§ Written task
Reproduce the records that follow in full, excluding any picture they contain.

[Extracted data entries]
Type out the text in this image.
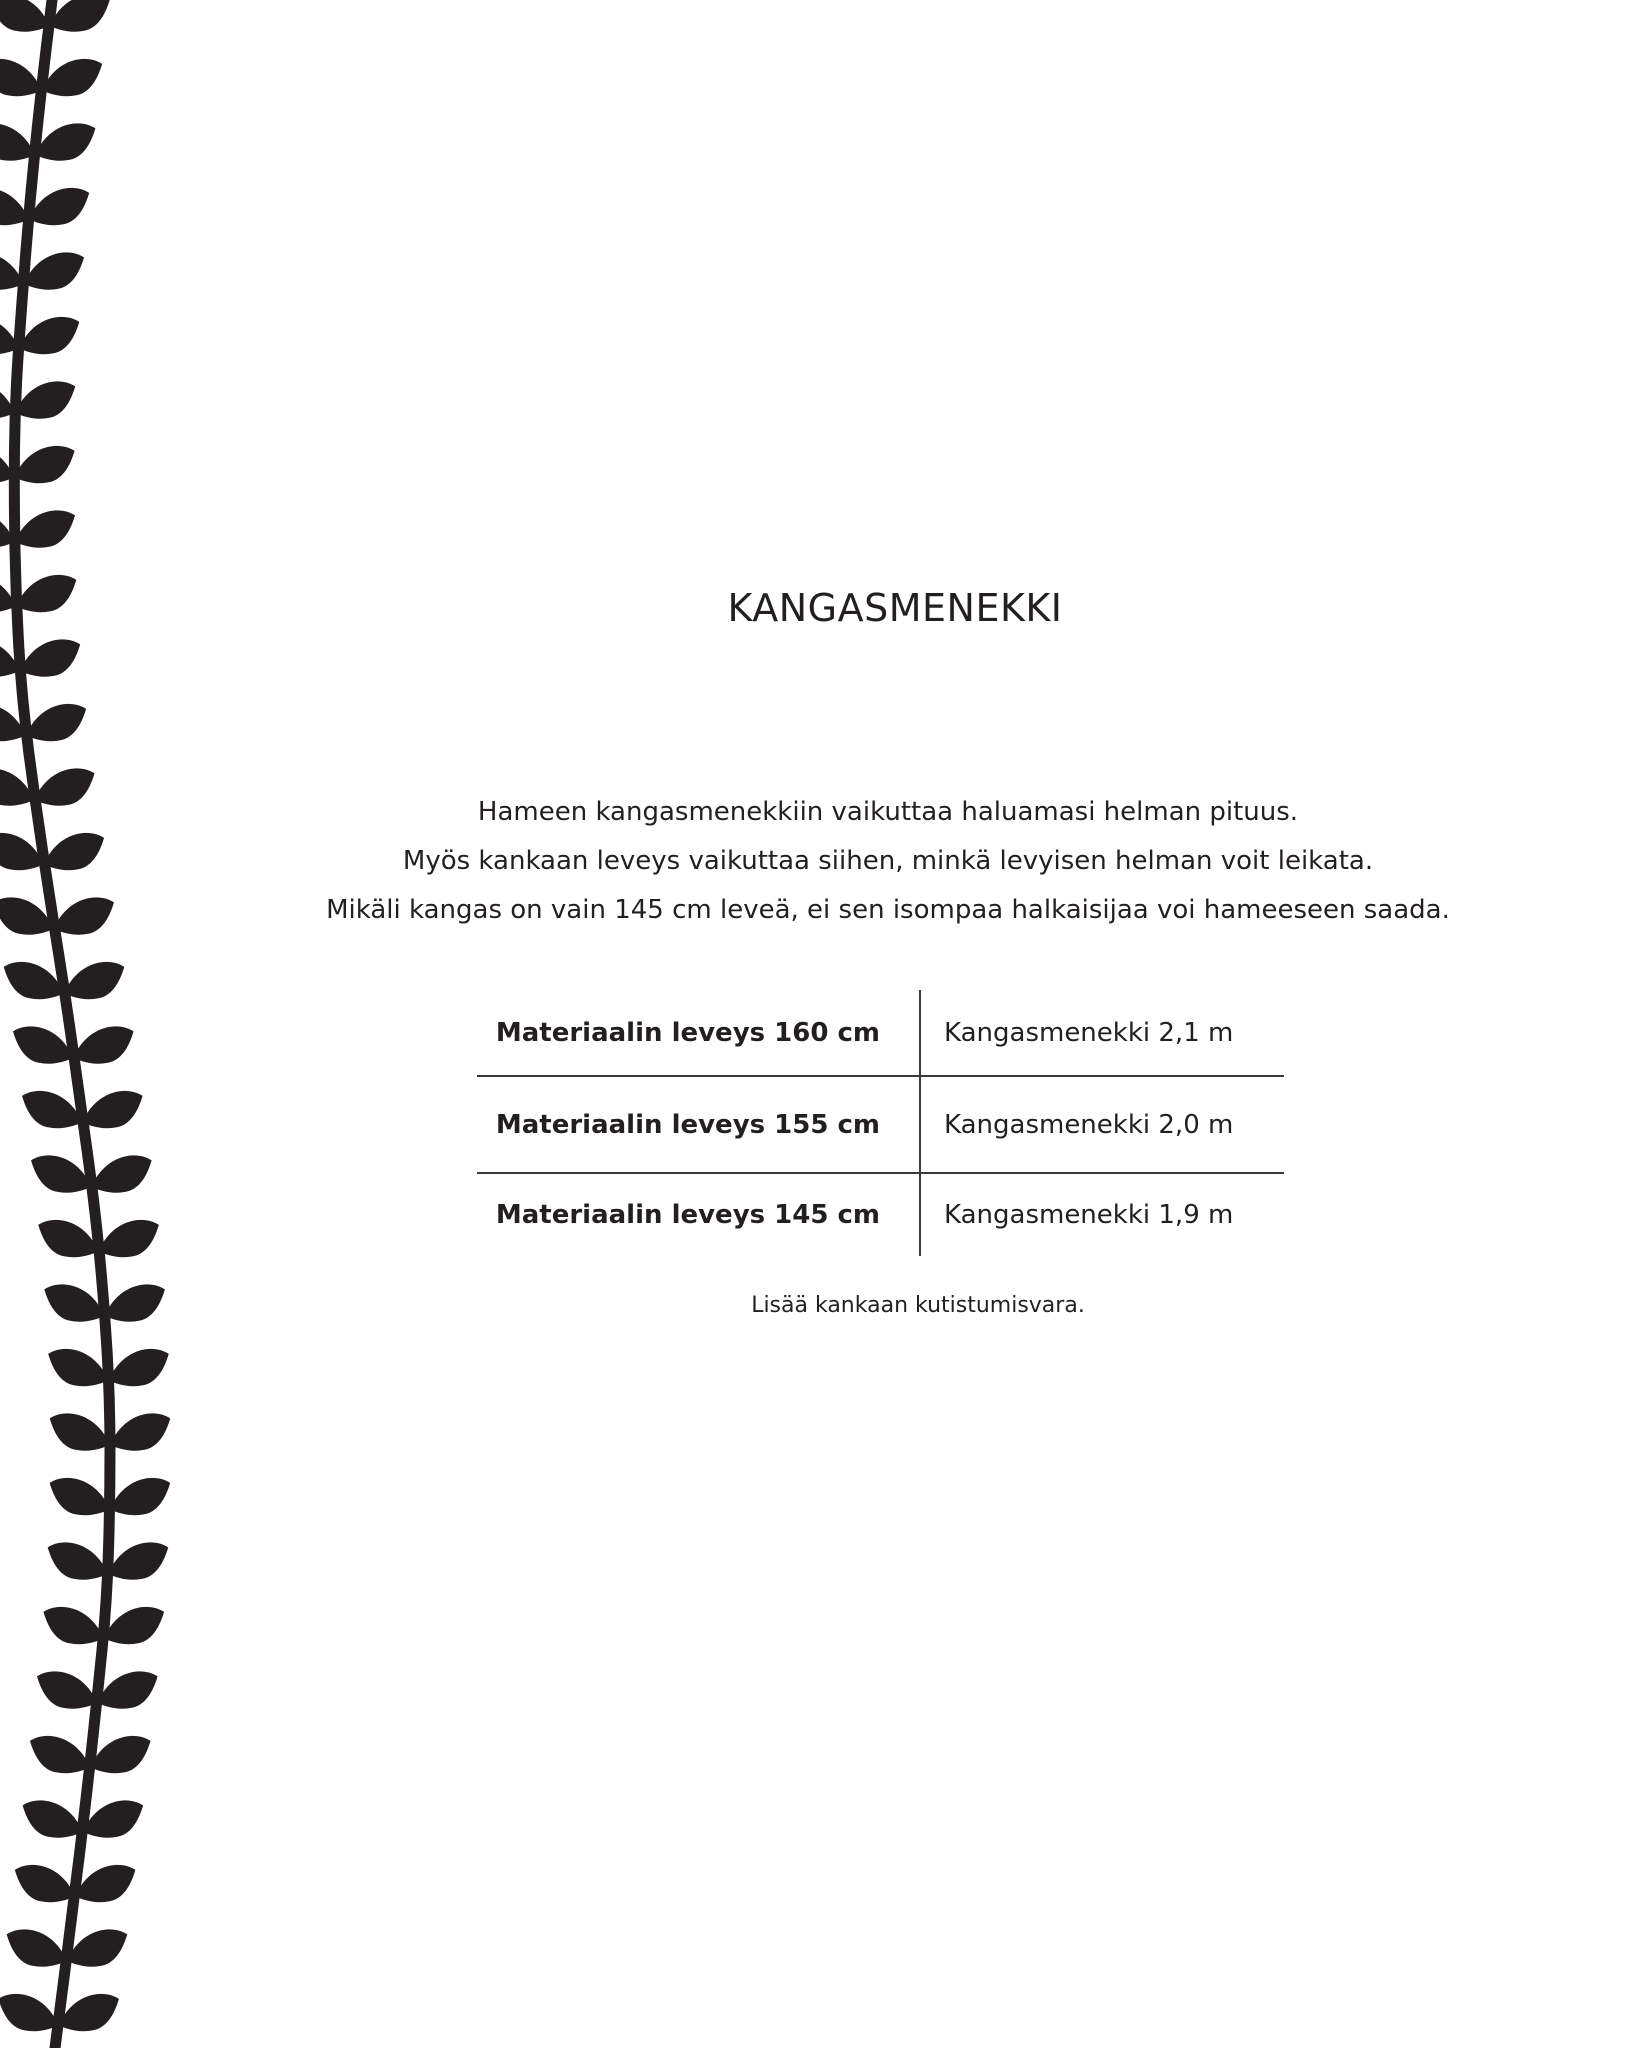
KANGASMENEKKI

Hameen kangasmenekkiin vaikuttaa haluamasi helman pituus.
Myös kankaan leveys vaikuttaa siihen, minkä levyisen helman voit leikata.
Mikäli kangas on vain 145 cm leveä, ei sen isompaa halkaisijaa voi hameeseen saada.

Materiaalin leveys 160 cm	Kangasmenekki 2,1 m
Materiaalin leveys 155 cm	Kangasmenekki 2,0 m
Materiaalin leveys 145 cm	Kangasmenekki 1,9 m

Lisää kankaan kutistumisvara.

§ Output of the exercise
Type out the text in this image.
KANGASMENEKKI

Hameen kangasmenekkiin vaikuttaa haluamasi helman pituus.
Myös kankaan leveys vaikuttaa siihen, minkä levyisen helman voit leikata.
Mikäli kangas on vain 145 cm leveä, ei sen isompaa halkaisijaa voi hameeseen saada.

Materiaalin leveys 160 cm	Kangasmenekki 2,1 m
Materiaalin leveys 155 cm	Kangasmenekki 2,0 m
Materiaalin leveys 145 cm	Kangasmenekki 1,9 m

Lisää kankaan kutistumisvara.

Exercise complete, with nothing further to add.